▶ _Data entries_:
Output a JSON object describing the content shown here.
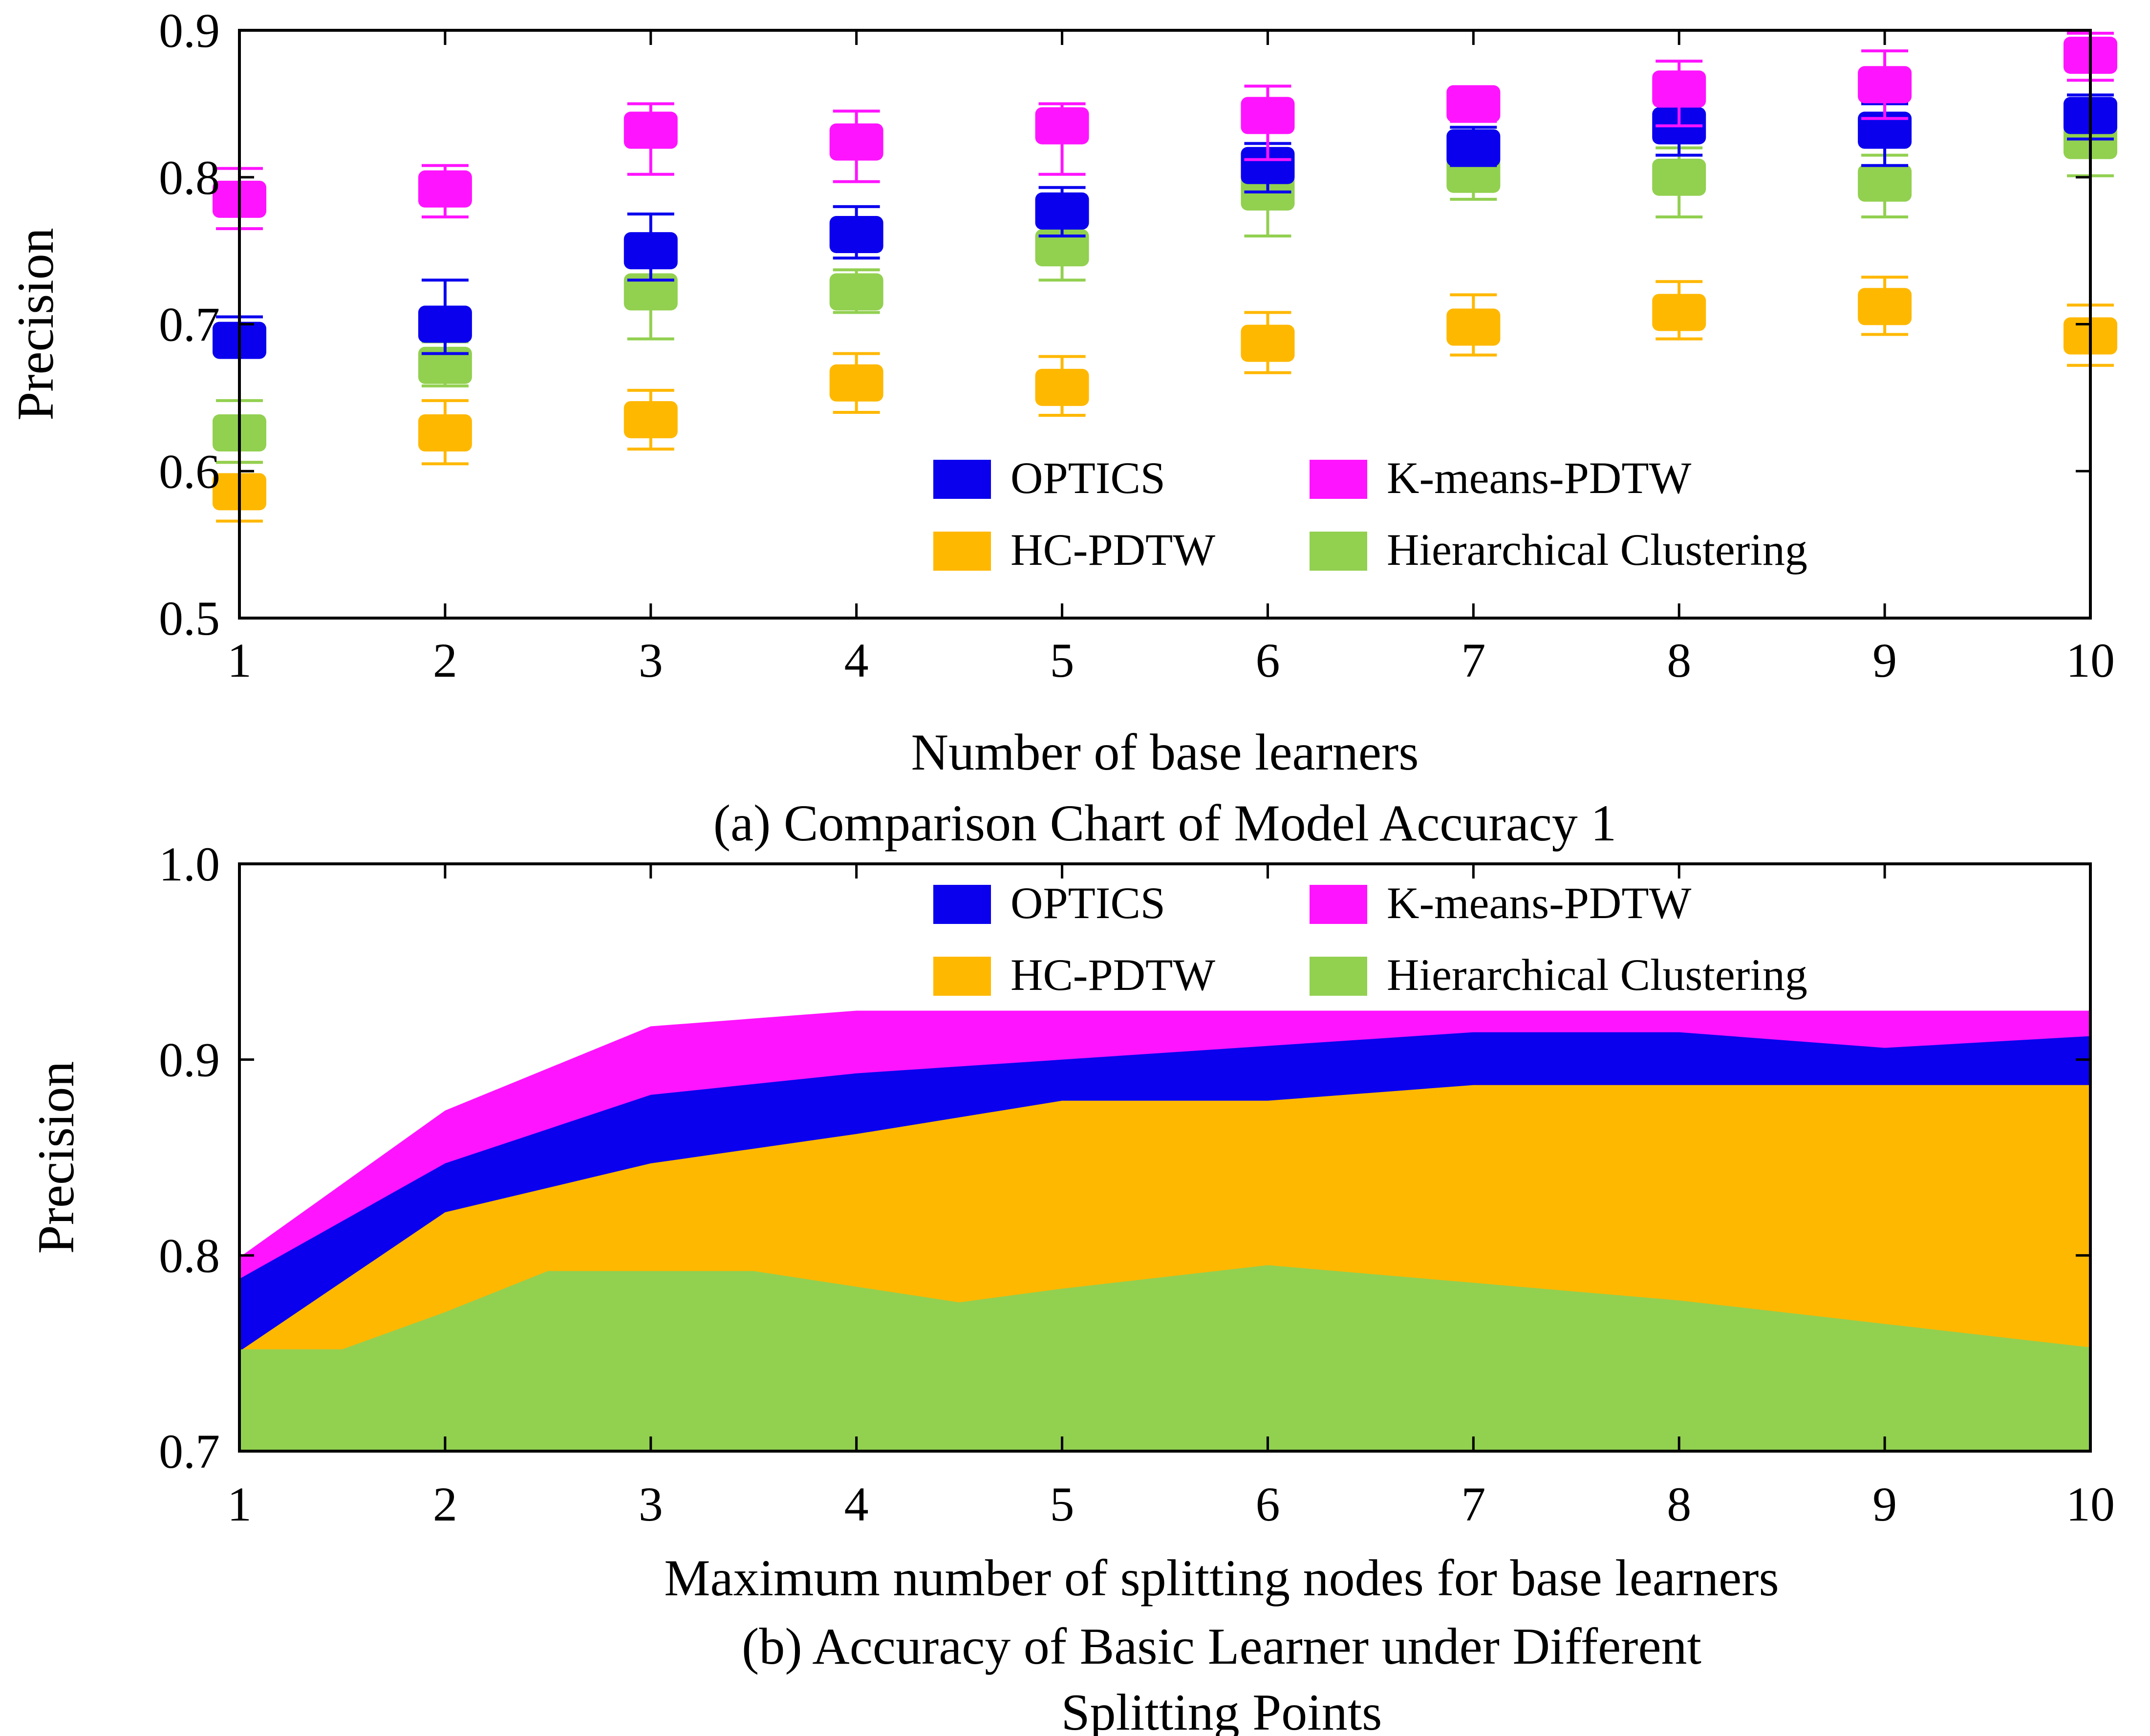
{
  "colors": {
    "OPTICS": "#0a00ee",
    "K-means-PDTW": "#ff14ff",
    "HC-PDTW": "#ffb800",
    "Hierarchical Clustering": "#92d050"
  },
  "chart_data": [
    {
      "type": "scatter",
      "caption": "(a) Comparison Chart of Model Accuracy 1",
      "xlabel": "Number of base learners",
      "ylabel": "Precision",
      "xlim": [
        1,
        10
      ],
      "ylim": [
        0.5,
        0.9
      ],
      "xticks": [
        "1",
        "2",
        "3",
        "4",
        "5",
        "6",
        "7",
        "8",
        "9",
        "10"
      ],
      "yticks": [
        "0.5",
        "0.6",
        "0.7",
        "0.8",
        "0.9"
      ],
      "legend": [
        "OPTICS",
        "K-means-PDTW",
        "HC-PDTW",
        "Hierarchical Clustering"
      ],
      "legend_placement": "bottom-right",
      "grid": false,
      "x": [
        1,
        2,
        3,
        4,
        5,
        6,
        7,
        8,
        9,
        10
      ],
      "series": [
        {
          "name": "OPTICS",
          "values": [
            0.689,
            0.7,
            0.75,
            0.761,
            0.777,
            0.808,
            0.82,
            0.835,
            0.832,
            0.842
          ],
          "err_low": [
            0.679,
            0.68,
            0.73,
            0.745,
            0.76,
            0.79,
            0.808,
            0.815,
            0.808,
            0.826
          ],
          "err_high": [
            0.705,
            0.73,
            0.775,
            0.78,
            0.793,
            0.823,
            0.834,
            0.85,
            0.85,
            0.856
          ]
        },
        {
          "name": "K-means-PDTW",
          "values": [
            0.785,
            0.792,
            0.832,
            0.824,
            0.835,
            0.842,
            0.85,
            0.86,
            0.863,
            0.883
          ],
          "err_low": [
            0.765,
            0.773,
            0.802,
            0.797,
            0.802,
            0.812,
            0.838,
            0.835,
            0.84,
            0.866
          ],
          "err_high": [
            0.806,
            0.808,
            0.85,
            0.845,
            0.85,
            0.862,
            0.855,
            0.879,
            0.886,
            0.898
          ]
        },
        {
          "name": "HC-PDTW",
          "values": [
            0.586,
            0.626,
            0.635,
            0.66,
            0.657,
            0.687,
            0.698,
            0.708,
            0.712,
            0.692
          ],
          "err_low": [
            0.566,
            0.605,
            0.615,
            0.64,
            0.638,
            0.667,
            0.679,
            0.69,
            0.693,
            0.672
          ],
          "err_high": [
            0.606,
            0.648,
            0.655,
            0.68,
            0.678,
            0.708,
            0.72,
            0.729,
            0.732,
            0.713
          ]
        },
        {
          "name": "Hierarchical Clustering",
          "values": [
            0.626,
            0.672,
            0.722,
            0.722,
            0.752,
            0.79,
            0.802,
            0.8,
            0.796,
            0.825
          ],
          "err_low": [
            0.606,
            0.658,
            0.69,
            0.708,
            0.73,
            0.76,
            0.785,
            0.773,
            0.773,
            0.801
          ],
          "err_high": [
            0.648,
            0.688,
            0.757,
            0.737,
            0.775,
            0.812,
            0.818,
            0.82,
            0.815,
            0.838
          ]
        }
      ]
    },
    {
      "type": "area",
      "caption": "(b) Accuracy of Basic Learner under Different Splitting Points",
      "caption_lines": [
        "(b) Accuracy of Basic Learner under Different",
        "Splitting Points"
      ],
      "xlabel": "Maximum number of splitting nodes for base learners",
      "ylabel": "Precision",
      "xlim": [
        1,
        10
      ],
      "ylim": [
        0.7,
        1.0
      ],
      "xticks": [
        "1",
        "2",
        "3",
        "4",
        "5",
        "6",
        "7",
        "8",
        "9",
        "10"
      ],
      "yticks": [
        "0.7",
        "0.8",
        "0.9",
        "1.0"
      ],
      "legend": [
        "OPTICS",
        "K-means-PDTW",
        "HC-PDTW",
        "Hierarchical Clustering"
      ],
      "legend_placement": "top-right",
      "grid": false,
      "draw_order": [
        "K-means-PDTW",
        "OPTICS",
        "HC-PDTW",
        "Hierarchical Clustering"
      ],
      "series": [
        {
          "name": "K-means-PDTW",
          "x": [
            1,
            2,
            3,
            4,
            5,
            6,
            7,
            8,
            9,
            10
          ],
          "values": [
            0.799,
            0.874,
            0.917,
            0.925,
            0.925,
            0.925,
            0.925,
            0.925,
            0.925,
            0.925
          ]
        },
        {
          "name": "OPTICS",
          "x": [
            1,
            2,
            3,
            4,
            5,
            6,
            7,
            8,
            9,
            10
          ],
          "values": [
            0.788,
            0.847,
            0.882,
            0.893,
            0.9,
            0.907,
            0.914,
            0.914,
            0.906,
            0.912
          ]
        },
        {
          "name": "HC-PDTW",
          "x": [
            1,
            2,
            3,
            4,
            5,
            6,
            7,
            8,
            9,
            10
          ],
          "values": [
            0.751,
            0.822,
            0.847,
            0.862,
            0.879,
            0.879,
            0.887,
            0.887,
            0.887,
            0.887
          ]
        },
        {
          "name": "Hierarchical Clustering",
          "x": [
            1,
            1.5,
            2,
            2.5,
            3,
            3.5,
            4,
            4.5,
            5,
            6,
            7,
            8,
            9,
            10
          ],
          "values": [
            0.752,
            0.752,
            0.771,
            0.792,
            0.792,
            0.792,
            0.784,
            0.776,
            0.783,
            0.795,
            0.786,
            0.777,
            0.765,
            0.753
          ]
        }
      ]
    }
  ]
}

▶ _The request_:
Spot every line that holds "learners" and copy it.

▶ _Output below_:
      "xlabel": "Number of base learners",
      "xlabel": "Maximum number of splitting nodes for base learners",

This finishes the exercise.